WHAT THE EXERCISE ASKS »
Using the data below, gather each line that includes the word "एचआरट".
____ STORED DATA
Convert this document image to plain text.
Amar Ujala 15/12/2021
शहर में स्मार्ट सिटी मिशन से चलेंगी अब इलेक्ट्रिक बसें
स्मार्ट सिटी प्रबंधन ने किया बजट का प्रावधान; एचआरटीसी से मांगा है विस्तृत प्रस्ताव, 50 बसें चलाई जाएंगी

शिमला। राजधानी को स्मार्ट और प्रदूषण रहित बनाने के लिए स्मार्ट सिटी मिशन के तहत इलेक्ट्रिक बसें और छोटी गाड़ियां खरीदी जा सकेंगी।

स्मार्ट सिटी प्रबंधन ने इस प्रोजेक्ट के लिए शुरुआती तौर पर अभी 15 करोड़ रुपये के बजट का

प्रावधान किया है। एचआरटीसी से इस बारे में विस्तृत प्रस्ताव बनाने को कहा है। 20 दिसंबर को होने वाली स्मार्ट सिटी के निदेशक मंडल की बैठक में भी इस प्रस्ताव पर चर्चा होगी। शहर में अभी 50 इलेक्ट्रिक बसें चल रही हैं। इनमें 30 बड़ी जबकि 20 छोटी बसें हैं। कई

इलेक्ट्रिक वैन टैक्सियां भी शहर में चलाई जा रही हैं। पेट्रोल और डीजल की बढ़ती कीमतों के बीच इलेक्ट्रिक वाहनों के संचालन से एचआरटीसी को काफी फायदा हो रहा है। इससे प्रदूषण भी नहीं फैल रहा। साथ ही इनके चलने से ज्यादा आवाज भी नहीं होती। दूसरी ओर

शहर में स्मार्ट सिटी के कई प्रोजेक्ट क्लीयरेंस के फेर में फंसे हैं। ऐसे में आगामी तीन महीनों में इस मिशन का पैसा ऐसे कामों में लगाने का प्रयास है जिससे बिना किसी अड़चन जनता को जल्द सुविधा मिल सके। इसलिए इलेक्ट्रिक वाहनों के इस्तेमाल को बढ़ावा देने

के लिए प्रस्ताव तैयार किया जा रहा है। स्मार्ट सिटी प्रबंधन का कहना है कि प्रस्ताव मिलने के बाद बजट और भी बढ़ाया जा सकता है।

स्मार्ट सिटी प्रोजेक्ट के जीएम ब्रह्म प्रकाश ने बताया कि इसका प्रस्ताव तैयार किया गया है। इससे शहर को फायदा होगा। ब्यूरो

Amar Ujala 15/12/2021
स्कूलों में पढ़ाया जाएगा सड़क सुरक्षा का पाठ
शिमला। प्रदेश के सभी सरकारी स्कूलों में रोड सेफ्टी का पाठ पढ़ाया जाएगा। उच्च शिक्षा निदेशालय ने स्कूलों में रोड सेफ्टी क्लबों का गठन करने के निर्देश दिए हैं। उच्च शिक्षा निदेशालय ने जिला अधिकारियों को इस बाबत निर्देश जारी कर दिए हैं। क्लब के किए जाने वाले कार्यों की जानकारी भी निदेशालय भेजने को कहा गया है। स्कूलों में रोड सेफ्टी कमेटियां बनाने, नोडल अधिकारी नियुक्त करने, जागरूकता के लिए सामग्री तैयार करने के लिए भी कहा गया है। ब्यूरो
________
SOLVED EXERCISE »
स्मार्ट सिटी प्रबंधन ने किया बजट का प्रावधान; एचआरटीसी से मांगा है विस्तृत प्रस्ताव, 50 बसें चलाई जाएंगी
प्रावधान किया है। एचआरटीसी से इस बारे में विस्तृत प्रस्ताव बनाने को कहा है। 20 दिसंबर को होने वाली स्मार्ट सिटी के निदेशक मंडल की बैठक में भी इस प्रस्ताव पर चर्चा होगी। शहर में अभी 50 इलेक्ट्रिक बसें चल रही हैं। इनमें 30 बड़ी जबकि 20 छोटी बसें हैं। कई
इलेक्ट्रिक वैन टैक्सियां भी शहर में चलाई जा रही हैं। पेट्रोल और डीजल की बढ़ती कीमतों के बीच इलेक्ट्रिक वाहनों के संचालन से एचआरटीसी को काफी फायदा हो रहा है। इससे प्रदूषण भी नहीं फैल रहा। साथ ही इनके चलने से ज्यादा आवाज भी नहीं होती। दूसरी ओर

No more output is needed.